(Saved entries)
# # # # # # #
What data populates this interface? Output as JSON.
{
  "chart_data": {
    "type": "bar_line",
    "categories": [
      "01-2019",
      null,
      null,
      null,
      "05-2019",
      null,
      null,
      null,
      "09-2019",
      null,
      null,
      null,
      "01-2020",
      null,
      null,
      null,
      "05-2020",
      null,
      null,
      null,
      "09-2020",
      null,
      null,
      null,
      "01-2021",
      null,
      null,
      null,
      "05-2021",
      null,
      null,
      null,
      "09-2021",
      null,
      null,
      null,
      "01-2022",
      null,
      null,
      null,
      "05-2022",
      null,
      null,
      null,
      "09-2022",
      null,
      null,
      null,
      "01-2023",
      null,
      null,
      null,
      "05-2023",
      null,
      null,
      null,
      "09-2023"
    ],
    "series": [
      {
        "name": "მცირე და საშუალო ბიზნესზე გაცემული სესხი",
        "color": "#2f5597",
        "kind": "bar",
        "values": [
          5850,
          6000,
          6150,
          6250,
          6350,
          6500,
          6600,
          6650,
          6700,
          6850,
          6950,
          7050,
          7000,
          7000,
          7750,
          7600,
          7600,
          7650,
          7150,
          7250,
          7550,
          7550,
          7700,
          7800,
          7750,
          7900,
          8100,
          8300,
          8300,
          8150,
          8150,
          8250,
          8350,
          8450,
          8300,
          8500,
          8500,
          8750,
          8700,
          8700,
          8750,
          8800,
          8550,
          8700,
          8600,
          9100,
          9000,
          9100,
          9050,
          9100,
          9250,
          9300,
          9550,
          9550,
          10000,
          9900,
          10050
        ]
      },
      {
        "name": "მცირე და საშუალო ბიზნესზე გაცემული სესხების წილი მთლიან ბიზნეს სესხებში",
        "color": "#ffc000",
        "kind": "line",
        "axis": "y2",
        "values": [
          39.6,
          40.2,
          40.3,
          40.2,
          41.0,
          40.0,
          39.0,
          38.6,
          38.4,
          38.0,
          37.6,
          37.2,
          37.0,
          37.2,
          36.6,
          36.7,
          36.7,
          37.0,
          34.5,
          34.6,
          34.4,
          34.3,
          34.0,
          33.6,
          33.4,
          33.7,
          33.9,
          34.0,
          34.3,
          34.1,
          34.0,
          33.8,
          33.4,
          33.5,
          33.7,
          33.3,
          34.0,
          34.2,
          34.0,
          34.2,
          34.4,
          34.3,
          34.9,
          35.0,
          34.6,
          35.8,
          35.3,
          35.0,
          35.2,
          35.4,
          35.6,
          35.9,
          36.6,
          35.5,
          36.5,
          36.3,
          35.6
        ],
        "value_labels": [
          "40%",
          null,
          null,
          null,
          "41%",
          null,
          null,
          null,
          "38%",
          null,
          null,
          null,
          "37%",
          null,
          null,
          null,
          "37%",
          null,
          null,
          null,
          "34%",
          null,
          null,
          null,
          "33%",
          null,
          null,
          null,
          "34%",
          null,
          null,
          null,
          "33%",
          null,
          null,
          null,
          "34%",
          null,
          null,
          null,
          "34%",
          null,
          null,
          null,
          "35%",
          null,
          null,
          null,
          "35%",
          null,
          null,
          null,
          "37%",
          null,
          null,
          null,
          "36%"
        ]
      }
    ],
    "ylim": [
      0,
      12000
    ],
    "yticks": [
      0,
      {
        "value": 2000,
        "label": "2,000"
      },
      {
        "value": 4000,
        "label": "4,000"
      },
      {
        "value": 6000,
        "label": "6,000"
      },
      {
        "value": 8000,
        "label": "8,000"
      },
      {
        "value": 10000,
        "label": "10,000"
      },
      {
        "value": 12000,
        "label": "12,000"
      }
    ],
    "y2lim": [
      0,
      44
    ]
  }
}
# # # # # # #
**Exercise details**
Give back each line above precisely as it stands.

**Exercise answer**
What data populates this interface? Output as JSON.
{
  "chart_data": {
    "type": "bar_line",
    "categories": [
      "01-2019",
      null,
      null,
      null,
      "05-2019",
      null,
      null,
      null,
      "09-2019",
      null,
      null,
      null,
      "01-2020",
      null,
      null,
      null,
      "05-2020",
      null,
      null,
      null,
      "09-2020",
      null,
      null,
      null,
      "01-2021",
      null,
      null,
      null,
      "05-2021",
      null,
      null,
      null,
      "09-2021",
      null,
      null,
      null,
      "01-2022",
      null,
      null,
      null,
      "05-2022",
      null,
      null,
      null,
      "09-2022",
      null,
      null,
      null,
      "01-2023",
      null,
      null,
      null,
      "05-2023",
      null,
      null,
      null,
      "09-2023"
    ],
    "series": [
      {
        "name": "მცირე და საშუალო ბიზნესზე გაცემული სესხი",
        "color": "#2f5597",
        "kind": "bar",
        "values": [
          5850,
          6000,
          6150,
          6250,
          6350,
          6500,
          6600,
          6650,
          6700,
          6850,
          6950,
          7050,
          7000,
          7000,
          7750,
          7600,
          7600,
          7650,
          7150,
          7250,
          7550,
          7550,
          7700,
          7800,
          7750,
          7900,
          8100,
          8300,
          8300,
          8150,
          8150,
          8250,
          8350,
          8450,
          8300,
          8500,
          8500,
          8750,
          8700,
          8700,
          8750,
          8800,
          8550,
          8700,
          8600,
          9100,
          9000,
          9100,
          9050,
          9100,
          9250,
          9300,
          9550,
          9550,
          10000,
          9900,
          10050
        ]
      },
      {
        "name": "მცირე და საშუალო ბიზნესზე გაცემული სესხების წილი მთლიან ბიზნეს სესხებში",
        "color": "#ffc000",
        "kind": "line",
        "axis": "y2",
        "values": [
          39.6,
          40.2,
          40.3,
          40.2,
          41.0,
          40.0,
          39.0,
          38.6,
          38.4,
          38.0,
          37.6,
          37.2,
          37.0,
          37.2,
          36.6,
          36.7,
          36.7,
          37.0,
          34.5,
          34.6,
          34.4,
          34.3,
          34.0,
          33.6,
          33.4,
          33.7,
          33.9,
          34.0,
          34.3,
          34.1,
          34.0,
          33.8,
          33.4,
          33.5,
          33.7,
          33.3,
          34.0,
          34.2,
          34.0,
          34.2,
          34.4,
          34.3,
          34.9,
          35.0,
          34.6,
          35.8,
          35.3,
          35.0,
          35.2,
          35.4,
          35.6,
          35.9,
          36.6,
          35.5,
          36.5,
          36.3,
          35.6
        ],
        "value_labels": [
          "40%",
          null,
          null,
          null,
          "41%",
          null,
          null,
          null,
          "38%",
          null,
          null,
          null,
          "37%",
          null,
          null,
          null,
          "37%",
          null,
          null,
          null,
          "34%",
          null,
          null,
          null,
          "33%",
          null,
          null,
          null,
          "34%",
          null,
          null,
          null,
          "33%",
          null,
          null,
          null,
          "34%",
          null,
          null,
          null,
          "34%",
          null,
          null,
          null,
          "35%",
          null,
          null,
          null,
          "35%",
          null,
          null,
          null,
          "37%",
          null,
          null,
          null,
          "36%"
        ]
      }
    ],
    "ylim": [
      0,
      12000
    ],
    "yticks": [
      0,
      {
        "value": 2000,
        "label": "2,000"
      },
      {
        "value": 4000,
        "label": "4,000"
      },
      {
        "value": 6000,
        "label": "6,000"
      },
      {
        "value": 8000,
        "label": "8,000"
      },
      {
        "value": 10000,
        "label": "10,000"
      },
      {
        "value": 12000,
        "label": "12,000"
      }
    ],
    "y2lim": [
      0,
      44
    ]
  }
}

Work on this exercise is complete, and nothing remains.